* [Required task]: Report the count of lines below that include "labels", without any other text.

* [Exercise input]:
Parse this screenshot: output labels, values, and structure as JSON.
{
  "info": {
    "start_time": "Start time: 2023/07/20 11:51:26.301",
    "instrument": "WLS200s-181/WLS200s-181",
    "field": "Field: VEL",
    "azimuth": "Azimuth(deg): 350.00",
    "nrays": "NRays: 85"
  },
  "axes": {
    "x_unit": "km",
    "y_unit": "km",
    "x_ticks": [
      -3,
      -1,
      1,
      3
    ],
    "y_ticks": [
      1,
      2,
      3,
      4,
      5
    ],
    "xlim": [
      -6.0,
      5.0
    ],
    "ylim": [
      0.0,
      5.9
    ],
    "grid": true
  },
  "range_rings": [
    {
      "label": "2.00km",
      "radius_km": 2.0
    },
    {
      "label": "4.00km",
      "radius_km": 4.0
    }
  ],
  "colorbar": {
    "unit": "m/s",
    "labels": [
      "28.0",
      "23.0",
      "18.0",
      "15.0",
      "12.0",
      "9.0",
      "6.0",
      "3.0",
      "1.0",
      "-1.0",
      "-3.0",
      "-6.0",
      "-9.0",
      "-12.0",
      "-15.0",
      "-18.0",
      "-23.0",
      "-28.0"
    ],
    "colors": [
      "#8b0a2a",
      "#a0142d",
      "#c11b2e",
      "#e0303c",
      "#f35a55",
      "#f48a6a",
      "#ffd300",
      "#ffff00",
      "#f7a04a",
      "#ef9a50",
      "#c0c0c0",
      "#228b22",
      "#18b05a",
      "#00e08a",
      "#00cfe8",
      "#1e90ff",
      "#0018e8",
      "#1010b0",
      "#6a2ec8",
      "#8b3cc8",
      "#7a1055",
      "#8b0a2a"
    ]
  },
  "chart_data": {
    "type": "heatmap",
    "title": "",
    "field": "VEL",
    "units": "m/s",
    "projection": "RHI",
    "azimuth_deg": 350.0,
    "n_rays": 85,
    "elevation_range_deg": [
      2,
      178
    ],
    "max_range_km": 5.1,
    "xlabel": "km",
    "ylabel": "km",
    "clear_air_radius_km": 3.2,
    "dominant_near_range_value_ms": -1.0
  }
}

* [Answer to the exercise]: 2